» **INPUT MATERIAL**
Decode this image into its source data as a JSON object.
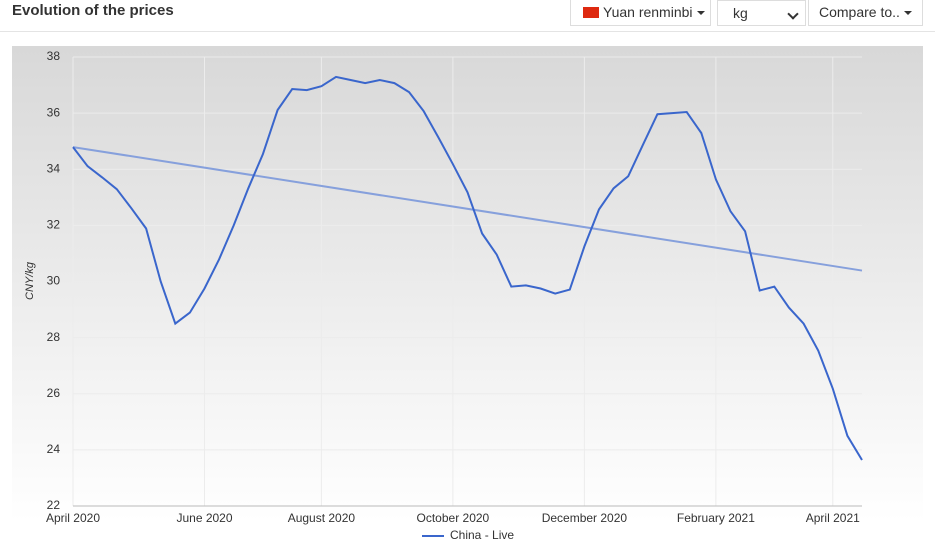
{
  "header": {
    "title": "Evolution of the prices",
    "currency": "Yuan renminbi",
    "unit": "kg",
    "compare": "Compare to.."
  },
  "chart_data": {
    "type": "line",
    "y_label": "CNY/kg",
    "categories": [
      "April 2020",
      null,
      null,
      null,
      null,
      null,
      null,
      null,
      null,
      "June 2020",
      null,
      null,
      null,
      null,
      null,
      null,
      null,
      "August 2020",
      null,
      null,
      null,
      null,
      null,
      null,
      null,
      null,
      "October 2020",
      null,
      null,
      null,
      null,
      null,
      null,
      null,
      null,
      "December 2020",
      null,
      null,
      null,
      null,
      null,
      null,
      null,
      null,
      "February 2021",
      null,
      null,
      null,
      null,
      null,
      null,
      null,
      "April 2021",
      null,
      null
    ],
    "series": [
      {
        "name": "China - Live",
        "color": "#3a66cc",
        "values": [
          34.79,
          34.11,
          33.71,
          33.29,
          32.61,
          31.89,
          30.0,
          28.5,
          28.89,
          29.75,
          30.79,
          32.0,
          33.32,
          34.54,
          36.11,
          36.86,
          36.82,
          36.96,
          37.29,
          37.18,
          37.07,
          37.18,
          37.07,
          36.75,
          36.07,
          35.14,
          34.18,
          33.18,
          31.71,
          30.96,
          29.82,
          29.86,
          29.75,
          29.57,
          29.71,
          31.25,
          32.57,
          33.32,
          33.75,
          34.86,
          35.96,
          36.0,
          36.04,
          35.29,
          33.64,
          32.5,
          31.79,
          29.68,
          29.82,
          29.07,
          28.5,
          27.54,
          26.18,
          24.5,
          23.64
        ]
      }
    ],
    "trend_line": {
      "color": "#86a0dc",
      "values": [
        34.79,
        30.39
      ]
    },
    "ylim": [
      22,
      38
    ],
    "yticks": [
      22,
      24,
      26,
      28,
      30,
      32,
      34,
      36,
      38
    ],
    "grid": true
  }
}
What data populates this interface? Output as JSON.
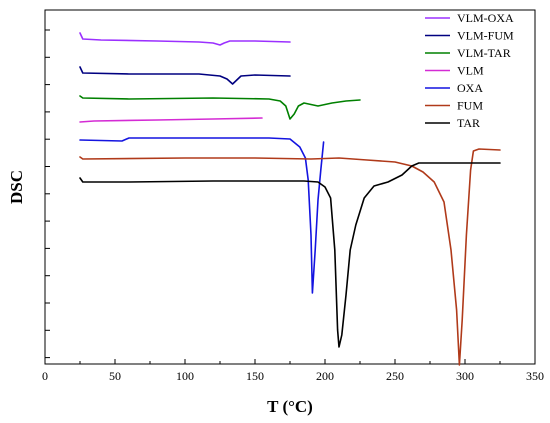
{
  "chart_data": {
    "type": "line",
    "xlabel": "T (°C)",
    "ylabel": "DSC",
    "xlim": [
      0,
      350
    ],
    "xticks": [
      0,
      50,
      100,
      150,
      200,
      250,
      300,
      350
    ],
    "legend_position": "top-right",
    "y_tick_labels_shown": false,
    "grid": false,
    "series": [
      {
        "name": "VLM-OXA",
        "color": "#9b30ff",
        "points": [
          [
            25,
            23
          ],
          [
            27,
            29
          ],
          [
            40,
            30
          ],
          [
            80,
            31
          ],
          [
            110,
            32
          ],
          [
            120,
            33
          ],
          [
            125,
            35
          ],
          [
            128,
            33
          ],
          [
            132,
            31
          ],
          [
            150,
            31
          ],
          [
            175,
            32
          ]
        ]
      },
      {
        "name": "VLM-FUM",
        "color": "#000080",
        "points": [
          [
            25,
            57
          ],
          [
            27,
            63
          ],
          [
            60,
            64
          ],
          [
            110,
            64
          ],
          [
            125,
            66
          ],
          [
            130,
            69
          ],
          [
            134,
            74
          ],
          [
            137,
            70
          ],
          [
            140,
            66
          ],
          [
            150,
            65
          ],
          [
            175,
            66
          ]
        ]
      },
      {
        "name": "VLM-TAR",
        "color": "#008000",
        "points": [
          [
            25,
            86
          ],
          [
            27,
            88
          ],
          [
            60,
            89
          ],
          [
            120,
            88
          ],
          [
            160,
            89
          ],
          [
            168,
            91
          ],
          [
            172,
            96
          ],
          [
            175,
            109
          ],
          [
            178,
            104
          ],
          [
            181,
            96
          ],
          [
            185,
            93
          ],
          [
            195,
            96
          ],
          [
            205,
            93
          ],
          [
            215,
            91
          ],
          [
            225,
            90
          ]
        ]
      },
      {
        "name": "VLM",
        "color": "#d42bd4",
        "points": [
          [
            25,
            112
          ],
          [
            35,
            111
          ],
          [
            80,
            110
          ],
          [
            120,
            109
          ],
          [
            155,
            108
          ]
        ]
      },
      {
        "name": "OXA",
        "color": "#1414e0",
        "points": [
          [
            25,
            130
          ],
          [
            55,
            131
          ],
          [
            60,
            128
          ],
          [
            110,
            128
          ],
          [
            160,
            128
          ],
          [
            175,
            129
          ],
          [
            182,
            137
          ],
          [
            186,
            148
          ],
          [
            188,
            170
          ],
          [
            190,
            225
          ],
          [
            191,
            283
          ],
          [
            193,
            240
          ],
          [
            195,
            190
          ],
          [
            197,
            160
          ],
          [
            199,
            132
          ]
        ]
      },
      {
        "name": "FUM",
        "color": "#b03a1a",
        "points": [
          [
            25,
            147
          ],
          [
            27,
            149
          ],
          [
            100,
            148
          ],
          [
            150,
            148
          ],
          [
            190,
            149
          ],
          [
            210,
            148
          ],
          [
            230,
            150
          ],
          [
            250,
            152
          ],
          [
            262,
            156
          ],
          [
            270,
            162
          ],
          [
            278,
            172
          ],
          [
            285,
            192
          ],
          [
            290,
            240
          ],
          [
            294,
            300
          ],
          [
            296,
            355
          ],
          [
            298,
            310
          ],
          [
            301,
            225
          ],
          [
            304,
            160
          ],
          [
            306,
            141
          ],
          [
            310,
            139
          ],
          [
            325,
            140
          ]
        ]
      },
      {
        "name": "TAR",
        "color": "#000000",
        "points": [
          [
            25,
            168
          ],
          [
            27,
            172
          ],
          [
            60,
            172
          ],
          [
            120,
            171
          ],
          [
            160,
            171
          ],
          [
            185,
            171
          ],
          [
            195,
            172
          ],
          [
            200,
            177
          ],
          [
            204,
            188
          ],
          [
            207,
            240
          ],
          [
            209,
            320
          ],
          [
            210,
            337
          ],
          [
            212,
            325
          ],
          [
            215,
            285
          ],
          [
            218,
            240
          ],
          [
            222,
            215
          ],
          [
            228,
            188
          ],
          [
            235,
            176
          ],
          [
            245,
            172
          ],
          [
            255,
            165
          ],
          [
            262,
            156
          ],
          [
            267,
            153
          ],
          [
            280,
            153
          ],
          [
            300,
            153
          ],
          [
            325,
            153
          ]
        ]
      }
    ]
  }
}
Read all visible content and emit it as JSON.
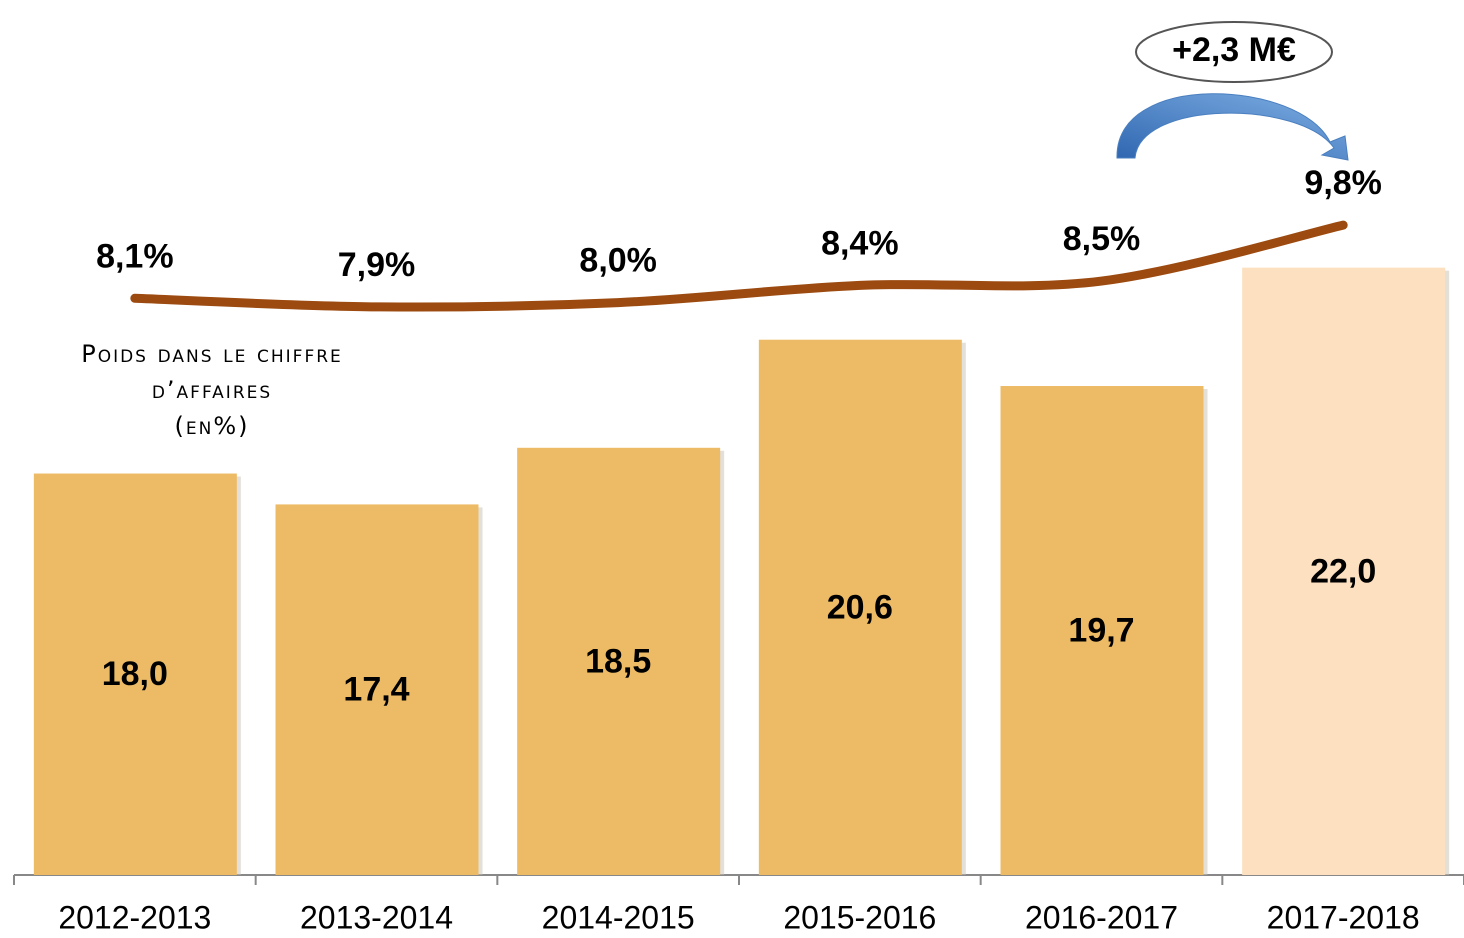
{
  "chart_data": {
    "type": "bar",
    "categories": [
      "2012-2013",
      "2013-2014",
      "2014-2015",
      "2015-2016",
      "2016-2017",
      "2017-2018"
    ],
    "series": [
      {
        "type": "bar",
        "color": "#edbb65",
        "colors": [
          "#edbb65",
          "#edbb65",
          "#edbb65",
          "#edbb65",
          "#edbb65",
          "#fde0bf"
        ],
        "values": [
          18.0,
          17.4,
          18.5,
          20.6,
          19.7,
          22.0
        ],
        "value_labels": [
          "18,0",
          "17,4",
          "18,5",
          "20,6",
          "19,7",
          "22,0"
        ]
      },
      {
        "type": "line",
        "axis": "y2",
        "color": "#9c4a0f",
        "values": [
          8.1,
          7.9,
          8.0,
          8.4,
          8.5,
          9.8
        ],
        "value_labels": [
          "8,1%",
          "7,9%",
          "8,0%",
          "8,4%",
          "8,5%",
          "9,8%"
        ]
      }
    ],
    "y2_label": [
      "Poids dans le chiffre",
      "d’affaires",
      "(en%)"
    ],
    "annotation": "+2,3 M€",
    "ylim": [
      10.2,
      27.2
    ],
    "y2lim": [
      -5.3,
      15.03
    ]
  }
}
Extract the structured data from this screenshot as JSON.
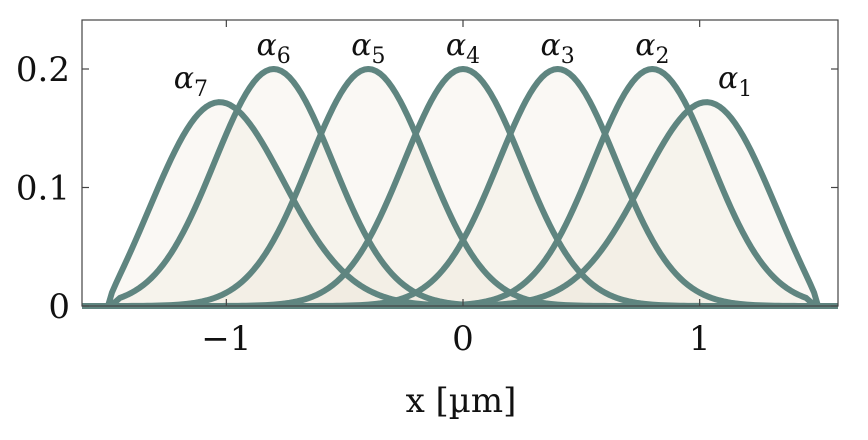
{
  "chart_data": {
    "type": "area",
    "xlabel": "x [µm]",
    "ylabel": "",
    "xlim": [
      -1.5,
      1.5
    ],
    "ylim": [
      0,
      0.2
    ],
    "xticks": [
      -1,
      0,
      1
    ],
    "xtick_labels": [
      "−1",
      "0",
      "1"
    ],
    "yticks": [
      0,
      0.1,
      0.2
    ],
    "ytick_labels": [
      "0",
      "0.1",
      "0.2"
    ],
    "grid": false,
    "line_color": "#5f8580",
    "fill_color": "#ede6d8",
    "series": [
      {
        "name": "α7",
        "label_base": "α",
        "label_sub": "7",
        "peak_x": -1.15,
        "peak_y": 0.172
      },
      {
        "name": "α6",
        "label_base": "α",
        "label_sub": "6",
        "peak_x": -0.8,
        "peak_y": 0.2
      },
      {
        "name": "α5",
        "label_base": "α",
        "label_sub": "5",
        "peak_x": -0.4,
        "peak_y": 0.2
      },
      {
        "name": "α4",
        "label_base": "α",
        "label_sub": "4",
        "peak_x": 0.0,
        "peak_y": 0.2
      },
      {
        "name": "α3",
        "label_base": "α",
        "label_sub": "3",
        "peak_x": 0.4,
        "peak_y": 0.2
      },
      {
        "name": "α2",
        "label_base": "α",
        "label_sub": "2",
        "peak_x": 0.8,
        "peak_y": 0.2
      },
      {
        "name": "α1",
        "label_base": "α",
        "label_sub": "1",
        "peak_x": 1.15,
        "peak_y": 0.172
      }
    ]
  }
}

» **EXERCISE DIRECTIONS**
Copy each line above that contains the string "this".

» **TASK RESPONSE**
Decode this image into its source data as a JSON object.
What data populates this interface? Output as JSON.
Extract the structured data from this screenshot as JSON.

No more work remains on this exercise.